— Document excerpt —
★ ★ ★ ★ ★

It also debunked another "fake" message claiming several areas in Mumbai, including Mohammed Ali Road, having been blacklisted and put under control of the arm
Another misleading message claimed that a state government in India has recommended that the juice of bitter gourd, a vegetable often used in traditional medicine, is an effective treatment for the novel coronavirus. This one has also been found to be false.
On social media, several people including some senior journalists, fell prey to an old prank video from Jakarata, which went viral after being presented this time as being from Goa and as an "innovative way to make people stay indoors".
Fact checker SM Hoax Slayer said, "A Prank video is viral, tweeted by few media houses and journalists claimed to be recent and from Goa. It shows a man wearing a ghost looking suit jumping suddenly in front to a motorcycle on a bridge because of which the rider gets afraid, turns around and leave and the pillion rider climbs the bridge whom the prankster follow."
The fact-checking website found that the prank video was neither from Goa, nor related to the lockdown or the coronavirus outbreak at all.
The video was found to be almost a year old from May 2019 and it originated from Jakarta, Indonesia. After being corrected by SMHoaxSlayer, some people and organisations tweeted a correction in reply to their wrong tweet, while few others deleted the original tweet.

★ ★ ★ ★ ★

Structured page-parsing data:
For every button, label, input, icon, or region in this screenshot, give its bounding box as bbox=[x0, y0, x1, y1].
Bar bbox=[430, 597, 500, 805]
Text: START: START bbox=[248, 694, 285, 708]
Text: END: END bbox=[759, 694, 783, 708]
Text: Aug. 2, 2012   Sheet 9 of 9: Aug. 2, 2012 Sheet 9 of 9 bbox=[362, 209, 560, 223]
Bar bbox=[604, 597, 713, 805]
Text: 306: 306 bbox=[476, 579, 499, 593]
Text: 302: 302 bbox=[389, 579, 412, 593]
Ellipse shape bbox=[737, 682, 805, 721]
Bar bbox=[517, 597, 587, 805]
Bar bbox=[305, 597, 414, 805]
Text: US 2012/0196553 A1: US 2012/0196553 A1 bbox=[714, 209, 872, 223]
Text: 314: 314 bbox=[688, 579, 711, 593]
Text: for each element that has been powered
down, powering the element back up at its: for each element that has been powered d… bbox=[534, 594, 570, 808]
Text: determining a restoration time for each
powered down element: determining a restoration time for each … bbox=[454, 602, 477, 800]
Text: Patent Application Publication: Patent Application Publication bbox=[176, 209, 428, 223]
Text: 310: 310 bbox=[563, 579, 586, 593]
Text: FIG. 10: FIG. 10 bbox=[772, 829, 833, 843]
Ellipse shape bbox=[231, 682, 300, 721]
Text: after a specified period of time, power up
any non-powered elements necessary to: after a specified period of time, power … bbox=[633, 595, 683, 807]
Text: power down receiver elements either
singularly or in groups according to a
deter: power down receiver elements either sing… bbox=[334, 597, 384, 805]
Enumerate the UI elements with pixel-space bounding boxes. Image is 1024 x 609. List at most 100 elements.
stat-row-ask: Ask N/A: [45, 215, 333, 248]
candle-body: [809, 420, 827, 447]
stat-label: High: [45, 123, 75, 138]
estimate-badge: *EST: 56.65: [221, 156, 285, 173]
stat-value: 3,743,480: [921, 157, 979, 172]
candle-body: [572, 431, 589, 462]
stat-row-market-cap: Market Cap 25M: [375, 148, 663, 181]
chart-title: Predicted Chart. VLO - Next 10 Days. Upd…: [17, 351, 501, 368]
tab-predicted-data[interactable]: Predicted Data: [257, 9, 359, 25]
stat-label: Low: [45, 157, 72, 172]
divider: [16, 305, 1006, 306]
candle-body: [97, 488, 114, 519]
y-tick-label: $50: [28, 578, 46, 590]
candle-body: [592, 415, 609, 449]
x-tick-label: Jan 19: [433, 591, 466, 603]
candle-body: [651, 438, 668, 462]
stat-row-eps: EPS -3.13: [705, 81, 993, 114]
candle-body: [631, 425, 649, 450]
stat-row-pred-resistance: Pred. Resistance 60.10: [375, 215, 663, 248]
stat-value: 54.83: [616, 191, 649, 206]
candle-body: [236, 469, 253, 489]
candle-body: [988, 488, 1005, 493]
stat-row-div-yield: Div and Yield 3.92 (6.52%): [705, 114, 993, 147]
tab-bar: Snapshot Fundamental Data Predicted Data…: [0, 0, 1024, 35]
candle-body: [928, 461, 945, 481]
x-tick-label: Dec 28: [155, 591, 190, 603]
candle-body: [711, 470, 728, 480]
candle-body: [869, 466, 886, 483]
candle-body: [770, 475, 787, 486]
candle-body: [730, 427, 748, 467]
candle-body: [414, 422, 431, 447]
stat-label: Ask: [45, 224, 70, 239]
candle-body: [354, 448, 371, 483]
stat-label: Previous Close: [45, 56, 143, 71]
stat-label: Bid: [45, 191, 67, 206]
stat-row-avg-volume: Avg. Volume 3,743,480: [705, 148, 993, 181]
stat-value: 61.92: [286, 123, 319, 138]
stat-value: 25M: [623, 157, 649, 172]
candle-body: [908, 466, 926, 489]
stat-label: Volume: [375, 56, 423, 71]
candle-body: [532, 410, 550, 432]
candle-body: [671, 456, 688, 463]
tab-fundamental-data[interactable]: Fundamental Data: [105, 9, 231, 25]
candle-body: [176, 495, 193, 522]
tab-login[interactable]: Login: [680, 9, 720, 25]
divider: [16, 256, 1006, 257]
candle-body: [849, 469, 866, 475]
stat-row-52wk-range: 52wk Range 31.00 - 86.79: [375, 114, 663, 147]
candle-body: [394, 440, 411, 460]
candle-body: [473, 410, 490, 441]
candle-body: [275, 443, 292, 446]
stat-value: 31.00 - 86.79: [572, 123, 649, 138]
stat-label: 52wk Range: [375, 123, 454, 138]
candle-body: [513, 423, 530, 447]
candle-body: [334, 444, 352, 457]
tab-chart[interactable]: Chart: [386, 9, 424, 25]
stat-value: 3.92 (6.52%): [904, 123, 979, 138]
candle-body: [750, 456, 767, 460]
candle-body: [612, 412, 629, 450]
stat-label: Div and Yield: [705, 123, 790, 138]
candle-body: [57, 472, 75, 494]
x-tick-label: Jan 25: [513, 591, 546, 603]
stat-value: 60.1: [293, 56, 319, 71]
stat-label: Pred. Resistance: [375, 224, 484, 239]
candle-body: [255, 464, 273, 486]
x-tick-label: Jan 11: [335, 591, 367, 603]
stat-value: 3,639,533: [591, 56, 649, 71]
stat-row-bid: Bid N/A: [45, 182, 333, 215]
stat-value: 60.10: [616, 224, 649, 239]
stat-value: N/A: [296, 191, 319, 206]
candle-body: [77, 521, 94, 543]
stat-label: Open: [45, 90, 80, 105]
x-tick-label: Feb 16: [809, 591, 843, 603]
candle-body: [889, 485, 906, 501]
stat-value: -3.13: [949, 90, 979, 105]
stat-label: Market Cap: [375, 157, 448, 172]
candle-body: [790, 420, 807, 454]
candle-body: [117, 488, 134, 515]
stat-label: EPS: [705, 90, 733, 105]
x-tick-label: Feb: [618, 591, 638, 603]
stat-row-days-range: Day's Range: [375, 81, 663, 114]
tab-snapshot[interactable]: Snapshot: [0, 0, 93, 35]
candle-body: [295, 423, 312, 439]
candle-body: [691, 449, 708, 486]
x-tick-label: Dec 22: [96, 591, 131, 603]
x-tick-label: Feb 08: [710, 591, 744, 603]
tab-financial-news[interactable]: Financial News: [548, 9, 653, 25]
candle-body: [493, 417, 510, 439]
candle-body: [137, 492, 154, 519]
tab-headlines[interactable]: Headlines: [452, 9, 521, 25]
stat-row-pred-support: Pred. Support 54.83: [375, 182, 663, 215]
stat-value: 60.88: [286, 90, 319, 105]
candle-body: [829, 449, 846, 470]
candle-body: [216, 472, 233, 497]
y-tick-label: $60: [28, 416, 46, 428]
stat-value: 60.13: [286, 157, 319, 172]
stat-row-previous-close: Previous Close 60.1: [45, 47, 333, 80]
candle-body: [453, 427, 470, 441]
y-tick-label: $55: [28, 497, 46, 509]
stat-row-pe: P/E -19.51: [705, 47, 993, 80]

★ ★ ★ ★ ★

— Task list —
A - Answer these questions about the text on fake coronavirus messages:
(i) The juice of which vegetable did a misleading message claim is an effective treatment for the novel coronavirus?
(ii) Which place was the prank video presented as being from this time?
(iii) From what month and year was the video found to be?
B - Write out the part of the text on fake coronavirus messages that opens with the words containing "On social media, several" and closes with "outbreak at all.".

— Responses per task —
A -
(i) Bitter gourd
(ii) Goa
(iii) May 2019

B -
On social media, several people including some senior journalists, fell prey to an old prank video from Jakarata, which went viral after being presented this time as being from Goa and as an "innovative way to make people stay indoors".
Fact checker SM Hoax Slayer said, "A Prank video is viral, tweeted by few media houses and journalists claimed to be recent and from Goa. It shows a man wearing a ghost looking suit jumping suddenly in front to a motorcycle on a bridge because of which the rider gets afraid, turns around and leave and the pillion rider climbs the bridge whom the prankster follow."
The fact-checking website found that the prank video was neither from Goa, nor related to the lockdown or the coronavirus outbreak at all.